WHAT TO DO: Reproduce each line of the material precisely.

RECORD LIST:

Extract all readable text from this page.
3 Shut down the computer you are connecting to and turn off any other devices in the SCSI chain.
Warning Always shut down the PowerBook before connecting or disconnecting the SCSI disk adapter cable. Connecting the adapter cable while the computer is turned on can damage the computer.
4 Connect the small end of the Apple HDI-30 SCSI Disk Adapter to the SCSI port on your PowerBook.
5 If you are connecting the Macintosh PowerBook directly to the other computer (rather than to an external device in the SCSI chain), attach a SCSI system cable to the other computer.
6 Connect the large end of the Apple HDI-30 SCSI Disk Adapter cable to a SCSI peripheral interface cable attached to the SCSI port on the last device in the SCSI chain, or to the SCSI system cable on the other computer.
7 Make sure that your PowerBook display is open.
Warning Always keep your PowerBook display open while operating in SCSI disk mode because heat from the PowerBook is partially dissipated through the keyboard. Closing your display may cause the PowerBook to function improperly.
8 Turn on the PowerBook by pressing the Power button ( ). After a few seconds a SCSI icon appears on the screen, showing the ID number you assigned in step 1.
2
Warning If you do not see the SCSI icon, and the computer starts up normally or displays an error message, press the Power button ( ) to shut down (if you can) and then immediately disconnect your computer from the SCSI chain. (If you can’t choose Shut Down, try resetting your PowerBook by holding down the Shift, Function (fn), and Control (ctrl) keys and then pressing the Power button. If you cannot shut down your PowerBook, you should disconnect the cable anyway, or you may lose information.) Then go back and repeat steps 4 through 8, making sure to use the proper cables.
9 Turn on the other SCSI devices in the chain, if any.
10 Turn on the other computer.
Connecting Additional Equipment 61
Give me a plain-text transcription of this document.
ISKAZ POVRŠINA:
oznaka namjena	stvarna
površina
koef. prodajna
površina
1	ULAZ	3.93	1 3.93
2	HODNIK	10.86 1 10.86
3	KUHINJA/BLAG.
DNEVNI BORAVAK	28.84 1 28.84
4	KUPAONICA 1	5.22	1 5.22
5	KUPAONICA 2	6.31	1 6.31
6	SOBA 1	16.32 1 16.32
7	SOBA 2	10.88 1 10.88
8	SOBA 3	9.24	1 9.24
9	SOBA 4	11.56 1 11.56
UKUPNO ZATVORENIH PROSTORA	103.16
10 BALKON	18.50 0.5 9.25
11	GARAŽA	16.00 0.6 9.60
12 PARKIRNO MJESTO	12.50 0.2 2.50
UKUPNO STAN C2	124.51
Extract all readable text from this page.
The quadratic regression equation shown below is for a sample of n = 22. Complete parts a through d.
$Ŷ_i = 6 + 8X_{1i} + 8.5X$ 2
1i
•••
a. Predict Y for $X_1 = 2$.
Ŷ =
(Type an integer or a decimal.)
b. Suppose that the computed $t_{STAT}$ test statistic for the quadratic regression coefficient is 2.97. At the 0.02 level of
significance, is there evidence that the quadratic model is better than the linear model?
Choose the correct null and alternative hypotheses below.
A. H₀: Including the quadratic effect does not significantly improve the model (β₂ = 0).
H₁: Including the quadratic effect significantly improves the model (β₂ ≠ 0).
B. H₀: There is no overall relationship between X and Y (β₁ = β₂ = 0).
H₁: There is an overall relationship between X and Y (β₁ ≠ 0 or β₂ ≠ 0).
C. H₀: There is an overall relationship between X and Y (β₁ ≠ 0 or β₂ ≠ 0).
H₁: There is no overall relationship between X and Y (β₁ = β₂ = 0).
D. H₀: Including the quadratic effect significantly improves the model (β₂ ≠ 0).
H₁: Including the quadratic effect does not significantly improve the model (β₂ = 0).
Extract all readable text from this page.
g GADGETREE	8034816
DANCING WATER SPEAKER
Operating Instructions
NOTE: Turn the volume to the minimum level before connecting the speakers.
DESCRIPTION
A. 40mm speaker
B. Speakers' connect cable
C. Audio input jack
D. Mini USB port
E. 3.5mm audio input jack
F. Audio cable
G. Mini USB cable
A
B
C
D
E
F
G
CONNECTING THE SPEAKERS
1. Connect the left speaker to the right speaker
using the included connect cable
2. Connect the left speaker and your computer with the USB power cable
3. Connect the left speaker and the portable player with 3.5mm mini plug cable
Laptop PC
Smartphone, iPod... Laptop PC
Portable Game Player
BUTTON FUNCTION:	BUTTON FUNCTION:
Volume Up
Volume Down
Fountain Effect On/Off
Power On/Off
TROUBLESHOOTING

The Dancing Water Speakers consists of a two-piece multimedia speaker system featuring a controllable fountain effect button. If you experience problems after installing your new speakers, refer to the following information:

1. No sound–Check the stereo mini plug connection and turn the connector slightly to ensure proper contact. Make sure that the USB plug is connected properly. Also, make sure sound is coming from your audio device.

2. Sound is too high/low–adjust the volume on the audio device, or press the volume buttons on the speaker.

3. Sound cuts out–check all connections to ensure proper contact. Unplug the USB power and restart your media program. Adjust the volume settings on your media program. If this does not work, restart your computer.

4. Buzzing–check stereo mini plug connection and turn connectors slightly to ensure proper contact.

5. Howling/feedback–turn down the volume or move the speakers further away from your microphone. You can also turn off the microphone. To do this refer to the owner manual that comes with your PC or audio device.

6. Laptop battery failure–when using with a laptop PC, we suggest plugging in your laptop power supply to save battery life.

RESULT OF THE EXERCISE:
Extract all readable text from this page.
3 Shut down the computer you are connecting to and turn off any other devices in the SCSI chain.
Warning Always shut down the PowerBook before connecting or disconnecting the SCSI disk adapter cable. Connecting the adapter cable while the computer is turned on can damage the computer.
4 Connect the small end of the Apple HDI-30 SCSI Disk Adapter to the SCSI port on your PowerBook.
5 If you are connecting the Macintosh PowerBook directly to the other computer (rather than to an external device in the SCSI chain), attach a SCSI system cable to the other computer.
6 Connect the large end of the Apple HDI-30 SCSI Disk Adapter cable to a SCSI peripheral interface cable attached to the SCSI port on the last device in the SCSI chain, or to the SCSI system cable on the other computer.
7 Make sure that your PowerBook display is open.
Warning Always keep your PowerBook display open while operating in SCSI disk mode because heat from the PowerBook is partially dissipated through the keyboard. Closing your display may cause the PowerBook to function improperly.
8 Turn on the PowerBook by pressing the Power button ( ). After a few seconds a SCSI icon appears on the screen, showing the ID number you assigned in step 1.
2
Warning If you do not see the SCSI icon, and the computer starts up normally or displays an error message, press the Power button ( ) to shut down (if you can) and then immediately disconnect your computer from the SCSI chain. (If you can’t choose Shut Down, try resetting your PowerBook by holding down the Shift, Function (fn), and Control (ctrl) keys and then pressing the Power button. If you cannot shut down your PowerBook, you should disconnect the cable anyway, or you may lose information.) Then go back and repeat steps 4 through 8, making sure to use the proper cables.
9 Turn on the other SCSI devices in the chain, if any.
10 Turn on the other computer.
Connecting Additional Equipment 61
Give me a plain-text transcription of this document.
ISKAZ POVRŠINA:
oznaka namjena	stvarna
površina
koef. prodajna
površina
1	ULAZ	3.93	1 3.93
2	HODNIK	10.86 1 10.86
3	KUHINJA/BLAG.
DNEVNI BORAVAK	28.84 1 28.84
4	KUPAONICA 1	5.22	1 5.22
5	KUPAONICA 2	6.31	1 6.31
6	SOBA 1	16.32 1 16.32
7	SOBA 2	10.88 1 10.88
8	SOBA 3	9.24	1 9.24
9	SOBA 4	11.56 1 11.56
UKUPNO ZATVORENIH PROSTORA	103.16
10 BALKON	18.50 0.5 9.25
11	GARAŽA	16.00 0.6 9.60
12 PARKIRNO MJESTO	12.50 0.2 2.50
UKUPNO STAN C2	124.51
Extract all readable text from this page.
The quadratic regression equation shown below is for a sample of n = 22. Complete parts a through d.
$Ŷ_i = 6 + 8X_{1i} + 8.5X$ 2
1i
•••
a. Predict Y for $X_1 = 2$.
Ŷ =
(Type an integer or a decimal.)
b. Suppose that the computed $t_{STAT}$ test statistic for the quadratic regression coefficient is 2.97. At the 0.02 level of
significance, is there evidence that the quadratic model is better than the linear model?
Choose the correct null and alternative hypotheses below.
A. H₀: Including the quadratic effect does not significantly improve the model (β₂ = 0).
H₁: Including the quadratic effect significantly improves the model (β₂ ≠ 0).
B. H₀: There is no overall relationship between X and Y (β₁ = β₂ = 0).
H₁: There is an overall relationship between X and Y (β₁ ≠ 0 or β₂ ≠ 0).
C. H₀: There is an overall relationship between X and Y (β₁ ≠ 0 or β₂ ≠ 0).
H₁: There is no overall relationship between X and Y (β₁ = β₂ = 0).
D. H₀: Including the quadratic effect significantly improves the model (β₂ ≠ 0).
H₁: Including the quadratic effect does not significantly improve the model (β₂ = 0).
Extract all readable text from this page.
g GADGETREE	8034816
DANCING WATER SPEAKER
Operating Instructions
NOTE: Turn the volume to the minimum level before connecting the speakers.
DESCRIPTION
A. 40mm speaker
B. Speakers' connect cable
C. Audio input jack
D. Mini USB port
E. 3.5mm audio input jack
F. Audio cable
G. Mini USB cable
A
B
C
D
E
F
G
CONNECTING THE SPEAKERS
1. Connect the left speaker to the right speaker
using the included connect cable
2. Connect the left speaker and your computer with the USB power cable
3. Connect the left speaker and the portable player with 3.5mm mini plug cable
Laptop PC
Smartphone, iPod... Laptop PC
Portable Game Player
BUTTON FUNCTION:	BUTTON FUNCTION:
Volume Up
Volume Down
Fountain Effect On/Off
Power On/Off
TROUBLESHOOTING

The Dancing Water Speakers consists of a two-piece multimedia speaker system featuring a controllable fountain effect button. If you experience problems after installing your new speakers, refer to the following information:

1. No sound–Check the stereo mini plug connection and turn the connector slightly to ensure proper contact. Make sure that the USB plug is connected properly. Also, make sure sound is coming from your audio device.

2. Sound is too high/low–adjust the volume on the audio device, or press the volume buttons on the speaker.

3. Sound cuts out–check all connections to ensure proper contact. Unplug the USB power and restart your media program. Adjust the volume settings on your media program. If this does not work, restart your computer.

4. Buzzing–check stereo mini plug connection and turn connectors slightly to ensure proper contact.

5. Howling/feedback–turn down the volume or move the speakers further away from your microphone. You can also turn off the microphone. To do this refer to the owner manual that comes with your PC or audio device.

6. Laptop battery failure–when using with a laptop PC, we suggest plugging in your laptop power supply to save battery life.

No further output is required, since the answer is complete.